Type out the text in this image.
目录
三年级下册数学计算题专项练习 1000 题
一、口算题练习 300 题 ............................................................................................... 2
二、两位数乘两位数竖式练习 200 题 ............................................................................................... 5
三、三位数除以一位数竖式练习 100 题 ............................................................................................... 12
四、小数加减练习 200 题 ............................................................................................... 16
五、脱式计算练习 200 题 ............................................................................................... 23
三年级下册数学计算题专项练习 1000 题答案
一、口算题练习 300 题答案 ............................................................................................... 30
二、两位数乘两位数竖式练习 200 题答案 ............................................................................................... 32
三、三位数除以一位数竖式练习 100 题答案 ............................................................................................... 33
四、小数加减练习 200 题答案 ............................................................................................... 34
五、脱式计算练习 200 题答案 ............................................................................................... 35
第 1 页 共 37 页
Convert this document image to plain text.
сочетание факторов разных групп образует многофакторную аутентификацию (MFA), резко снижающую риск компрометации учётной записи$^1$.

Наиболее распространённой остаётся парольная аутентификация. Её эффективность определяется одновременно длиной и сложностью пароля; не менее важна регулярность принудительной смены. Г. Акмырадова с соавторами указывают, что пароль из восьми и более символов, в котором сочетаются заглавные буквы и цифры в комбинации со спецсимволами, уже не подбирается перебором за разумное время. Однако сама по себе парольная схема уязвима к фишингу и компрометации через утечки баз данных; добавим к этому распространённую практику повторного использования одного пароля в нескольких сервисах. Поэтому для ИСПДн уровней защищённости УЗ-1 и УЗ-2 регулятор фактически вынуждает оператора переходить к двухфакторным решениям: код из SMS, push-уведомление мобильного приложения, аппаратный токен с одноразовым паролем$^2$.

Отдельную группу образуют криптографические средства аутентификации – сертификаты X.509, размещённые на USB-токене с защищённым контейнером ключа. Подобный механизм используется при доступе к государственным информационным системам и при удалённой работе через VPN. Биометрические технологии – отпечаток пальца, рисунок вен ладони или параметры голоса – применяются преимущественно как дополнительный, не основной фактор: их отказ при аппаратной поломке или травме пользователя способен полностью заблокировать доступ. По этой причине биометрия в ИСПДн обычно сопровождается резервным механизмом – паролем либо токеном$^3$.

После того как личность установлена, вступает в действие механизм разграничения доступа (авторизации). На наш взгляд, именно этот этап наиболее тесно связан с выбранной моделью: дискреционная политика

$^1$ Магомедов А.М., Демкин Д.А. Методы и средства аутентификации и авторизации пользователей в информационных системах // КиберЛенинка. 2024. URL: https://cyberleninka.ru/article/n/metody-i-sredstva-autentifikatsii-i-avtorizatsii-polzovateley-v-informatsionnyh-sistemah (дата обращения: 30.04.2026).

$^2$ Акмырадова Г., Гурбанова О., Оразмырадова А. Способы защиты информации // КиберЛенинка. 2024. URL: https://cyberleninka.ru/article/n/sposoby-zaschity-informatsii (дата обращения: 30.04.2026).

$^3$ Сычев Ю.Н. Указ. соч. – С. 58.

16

□ □ □

*AIM*: Wherever "через" shows up in a line, copy that line.

*EXERCISE SOLUTION*:
Наиболее распространённой остаётся парольная аутентификация. Её эффективность определяется одновременно длиной и сложностью пароля; не менее важна регулярность принудительной смены. Г. Акмырадова с соавторами указывают, что пароль из восьми и более символов, в котором сочетаются заглавные буквы и цифры в комбинации со спецсимволами, уже не подбирается перебором за разумное время. Однако сама по себе парольная схема уязвима к фишингу и компрометации через утечки баз данных; добавим к этому распространённую практику повторного использования одного пароля в нескольких сервисах. Поэтому для ИСПДн уровней защищённости УЗ-1 и УЗ-2 регулятор фактически вынуждает оператора переходить к двухфакторным решениям: код из SMS, push-уведомление мобильного приложения, аппаратный токен с одноразовым паролем$^2$.
Отдельную группу образуют криптографические средства аутентификации – сертификаты X.509, размещённые на USB-токене с защищённым контейнером ключа. Подобный механизм используется при доступе к государственным информационным системам и при удалённой работе через VPN. Биометрические технологии – отпечаток пальца, рисунок вен ладони или параметры голоса – применяются преимущественно как дополнительный, не основной фактор: их отказ при аппаратной поломке или травме пользователя способен полностью заблокировать доступ. По этой причине биометрия в ИСПДн обычно сопровождается резервным механизмом – паролем либо токеном$^3$.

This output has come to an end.